List every line below containing "ylabel".

> _Given records_:
* * * * * * *
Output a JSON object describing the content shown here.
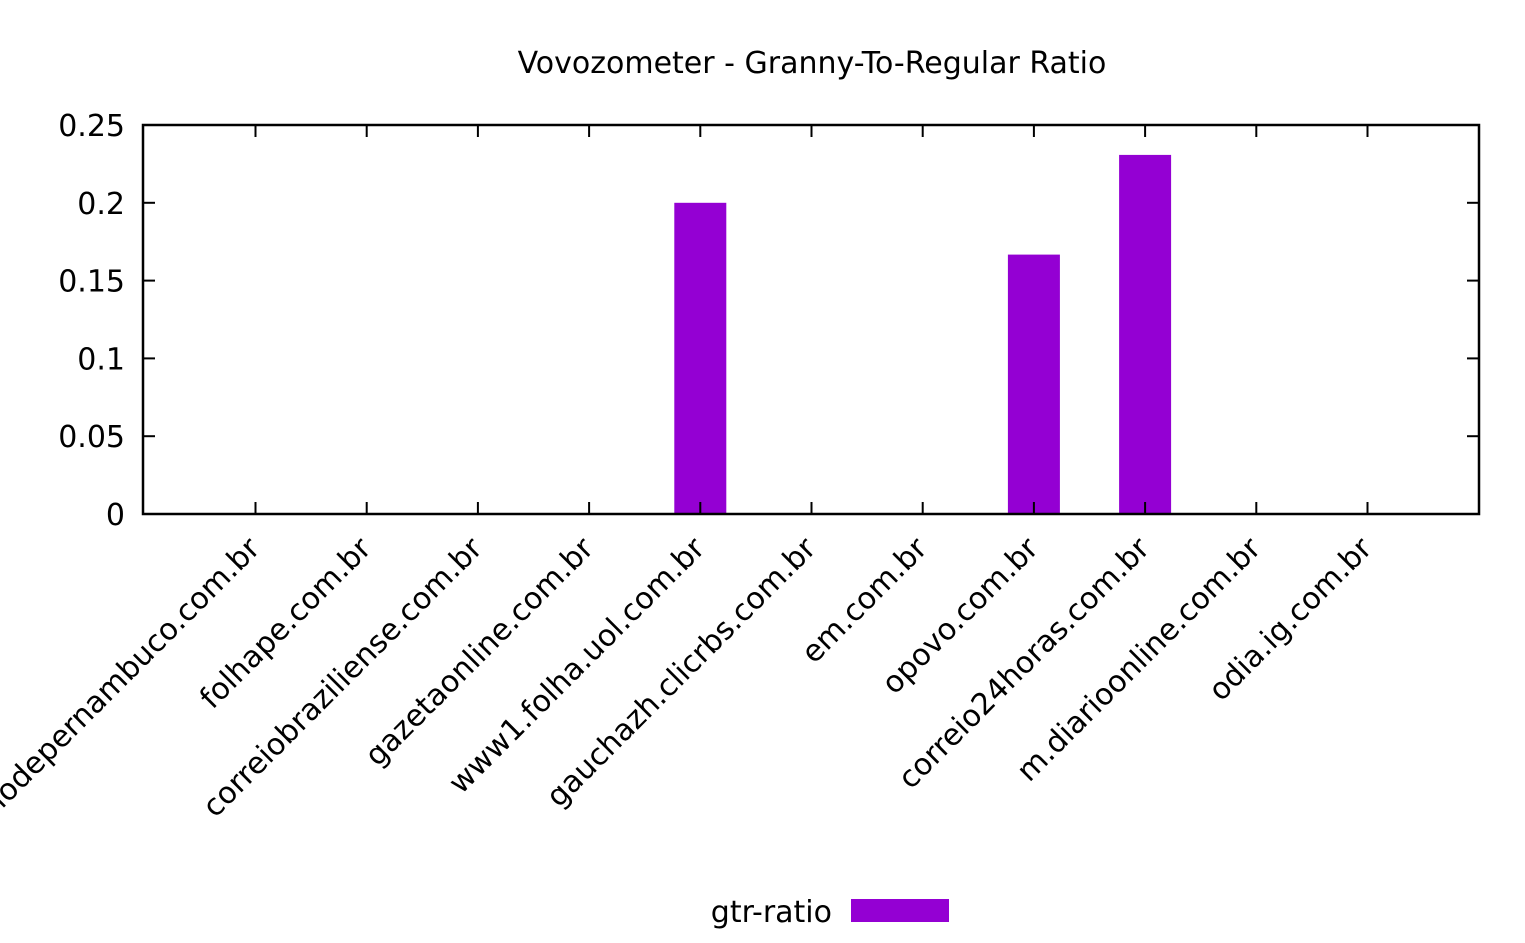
{
  "chart_data": {
    "type": "bar",
    "title": "Vovozometer - Granny-To-Regular Ratio",
    "xlabel": "",
    "ylabel": "",
    "categories": [
      "diariodepernambuco.com.br",
      "folhape.com.br",
      "correiobraziliense.com.br",
      "gazetaonline.com.br",
      "www1.folha.uol.com.br",
      "gauchazh.clicrbs.com.br",
      "em.com.br",
      "opovo.com.br",
      "correio24horas.com.br",
      "m.diarioonline.com.br",
      "odia.ig.com.br"
    ],
    "series": [
      {
        "name": "gtr-ratio",
        "color": "#9400d3",
        "values": [
          0,
          0,
          0,
          0,
          0.2,
          0,
          0,
          0.1667,
          0.2308,
          0,
          0
        ]
      }
    ],
    "ylim": [
      0,
      0.25
    ],
    "yticks": [
      "0",
      "0.05",
      "0.1",
      "0.15",
      "0.2",
      "0.25"
    ],
    "ytick_values": [
      0,
      0.05,
      0.1,
      0.15,
      0.2,
      0.25
    ],
    "grid": false,
    "legend_position": "bottom-center"
  }
}
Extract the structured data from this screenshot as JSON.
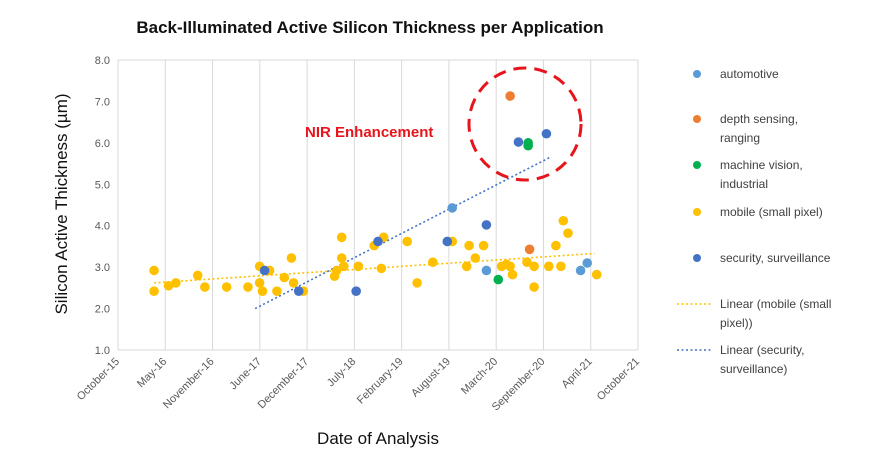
{
  "chart_data": {
    "type": "scatter",
    "title": "Back-Illuminated Active Silicon Thickness per Application",
    "xlabel": "Date of Analysis",
    "ylabel": "Silicon Active Thickness (µm)",
    "xticks": [
      "October-15",
      "May-16",
      "November-16",
      "June-17",
      "December-17",
      "July-18",
      "February-19",
      "August-19",
      "March-20",
      "September-20",
      "April-21",
      "October-21"
    ],
    "xlim": [
      "2015-10",
      "2021-10"
    ],
    "ylim": [
      1.0,
      8.0
    ],
    "yticks": [
      "1.0",
      "2.0",
      "3.0",
      "4.0",
      "5.0",
      "6.0",
      "7.0",
      "8.0"
    ],
    "grid": "vertical",
    "legend_position": "right",
    "annotation": "NIR Enhancement",
    "series": [
      {
        "name": "automotive",
        "color": "#5b9bd5",
        "points": [
          {
            "x": "2019-08-10",
            "y": 4.43
          },
          {
            "x": "2020-01-01",
            "y": 2.92
          },
          {
            "x": "2021-02-01",
            "y": 2.92
          },
          {
            "x": "2021-03-01",
            "y": 3.1
          }
        ]
      },
      {
        "name": "depth sensing, ranging",
        "color": "#ed7d31",
        "points": [
          {
            "x": "2020-04-10",
            "y": 7.13
          },
          {
            "x": "2020-07-01",
            "y": 3.43
          }
        ]
      },
      {
        "name": "machine vision, industrial",
        "color": "#00b050",
        "points": [
          {
            "x": "2020-02-20",
            "y": 2.7
          },
          {
            "x": "2020-06-25",
            "y": 6.0
          },
          {
            "x": "2020-06-25",
            "y": 5.93
          }
        ]
      },
      {
        "name": "mobile (small pixel)",
        "color": "#ffc000",
        "points": [
          {
            "x": "2016-03-01",
            "y": 2.92
          },
          {
            "x": "2016-03-01",
            "y": 2.42
          },
          {
            "x": "2016-05-01",
            "y": 2.55
          },
          {
            "x": "2016-06-01",
            "y": 2.62
          },
          {
            "x": "2016-09-01",
            "y": 2.8
          },
          {
            "x": "2016-10-01",
            "y": 2.52
          },
          {
            "x": "2017-01-01",
            "y": 2.52
          },
          {
            "x": "2017-04-01",
            "y": 2.52
          },
          {
            "x": "2017-05-20",
            "y": 3.02
          },
          {
            "x": "2017-05-20",
            "y": 2.62
          },
          {
            "x": "2017-06-01",
            "y": 2.42
          },
          {
            "x": "2017-07-01",
            "y": 2.92
          },
          {
            "x": "2017-08-01",
            "y": 2.42
          },
          {
            "x": "2017-09-01",
            "y": 2.75
          },
          {
            "x": "2017-10-01",
            "y": 3.22
          },
          {
            "x": "2017-10-10",
            "y": 2.62
          },
          {
            "x": "2017-11-20",
            "y": 2.42
          },
          {
            "x": "2018-04-01",
            "y": 2.78
          },
          {
            "x": "2018-04-10",
            "y": 2.92
          },
          {
            "x": "2018-05-01",
            "y": 3.72
          },
          {
            "x": "2018-05-01",
            "y": 3.22
          },
          {
            "x": "2018-05-10",
            "y": 3.02
          },
          {
            "x": "2018-07-10",
            "y": 3.02
          },
          {
            "x": "2018-09-15",
            "y": 3.52
          },
          {
            "x": "2018-10-15",
            "y": 2.97
          },
          {
            "x": "2018-10-25",
            "y": 3.72
          },
          {
            "x": "2019-02-01",
            "y": 3.62
          },
          {
            "x": "2019-03-15",
            "y": 2.62
          },
          {
            "x": "2019-05-20",
            "y": 3.12
          },
          {
            "x": "2019-08-10",
            "y": 3.62
          },
          {
            "x": "2019-10-10",
            "y": 3.02
          },
          {
            "x": "2019-10-20",
            "y": 3.52
          },
          {
            "x": "2019-11-15",
            "y": 3.22
          },
          {
            "x": "2019-12-20",
            "y": 3.52
          },
          {
            "x": "2020-03-05",
            "y": 3.02
          },
          {
            "x": "2020-03-25",
            "y": 3.07
          },
          {
            "x": "2020-04-10",
            "y": 3.02
          },
          {
            "x": "2020-04-20",
            "y": 2.82
          },
          {
            "x": "2020-06-20",
            "y": 3.12
          },
          {
            "x": "2020-07-20",
            "y": 2.52
          },
          {
            "x": "2020-07-20",
            "y": 3.02
          },
          {
            "x": "2020-09-20",
            "y": 3.02
          },
          {
            "x": "2020-10-20",
            "y": 3.52
          },
          {
            "x": "2020-11-10",
            "y": 3.02
          },
          {
            "x": "2020-11-20",
            "y": 4.12
          },
          {
            "x": "2020-12-10",
            "y": 3.82
          },
          {
            "x": "2021-04-10",
            "y": 2.82
          }
        ]
      },
      {
        "name": "security, surveillance",
        "color": "#4472c4",
        "points": [
          {
            "x": "2017-06-10",
            "y": 2.92
          },
          {
            "x": "2017-11-01",
            "y": 2.42
          },
          {
            "x": "2018-07-01",
            "y": 2.42
          },
          {
            "x": "2018-10-01",
            "y": 3.62
          },
          {
            "x": "2019-07-20",
            "y": 3.62
          },
          {
            "x": "2020-01-01",
            "y": 4.02
          },
          {
            "x": "2020-05-15",
            "y": 6.02
          },
          {
            "x": "2020-09-10",
            "y": 6.22
          }
        ]
      }
    ],
    "trendlines": [
      {
        "name": "Linear (mobile (small pixel))",
        "color": "#ffc000",
        "from": {
          "x": "2016-03-01",
          "y": 2.62
        },
        "to": {
          "x": "2021-04-01",
          "y": 3.33
        }
      },
      {
        "name": "Linear (security, surveillance)",
        "color": "#4472c4",
        "from": {
          "x": "2017-05-01",
          "y": 2.0
        },
        "to": {
          "x": "2020-09-25",
          "y": 5.65
        }
      }
    ]
  }
}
* * * * * * *
> _Expected answer_:
    "ylabel": "",
    "ylabel": "Silicon Active Thickness (µm)",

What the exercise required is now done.